> [Given request]:
List all the lines in these records that hold "label".

> [Records for the exercise]:
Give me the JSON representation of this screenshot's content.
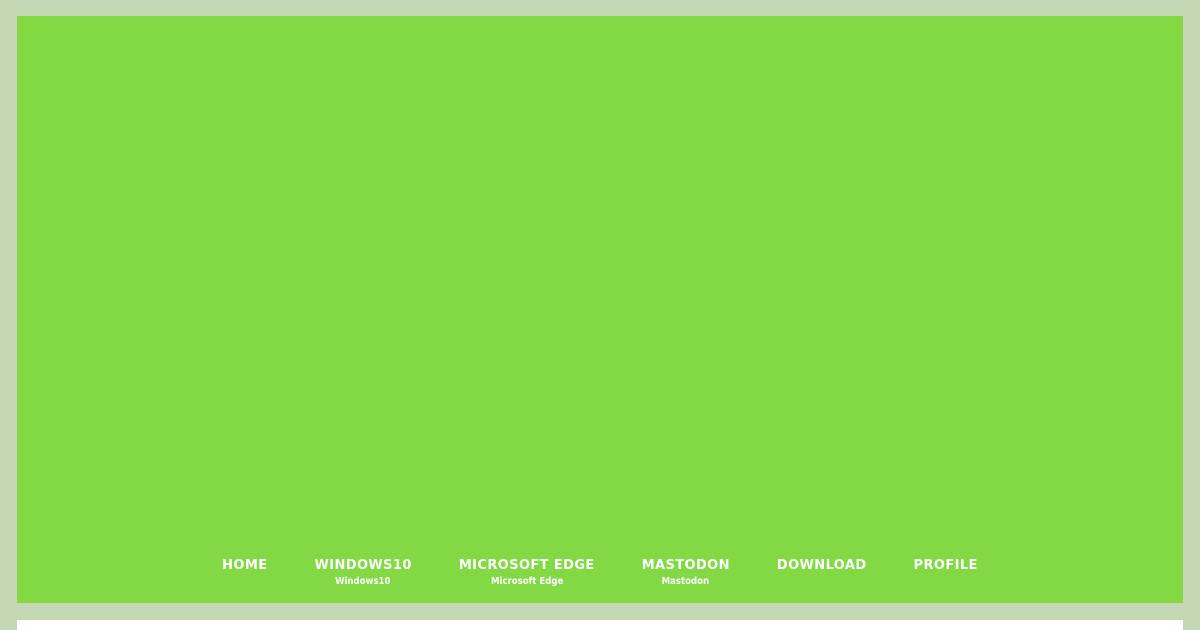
{
  "colors": {
    "page_background": "#c5d8b6",
    "header_background": "#83d944",
    "nav_text": "#ffffff",
    "content_background": "#ffffff"
  },
  "nav": {
    "items": [
      {
        "label": "HOME",
        "sub": ""
      },
      {
        "label": "WINDOWS10",
        "sub": "Windows10"
      },
      {
        "label": "MICROSOFT EDGE",
        "sub": "Microsoft Edge"
      },
      {
        "label": "MASTODON",
        "sub": "Mastodon"
      },
      {
        "label": "DOWNLOAD",
        "sub": ""
      },
      {
        "label": "PROFILE",
        "sub": ""
      }
    ]
  }
}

> [Complete response]:
        "label": "HOME",
        "label": "WINDOWS10",
        "label": "MICROSOFT EDGE",
        "label": "MASTODON",
        "label": "DOWNLOAD",
        "label": "PROFILE",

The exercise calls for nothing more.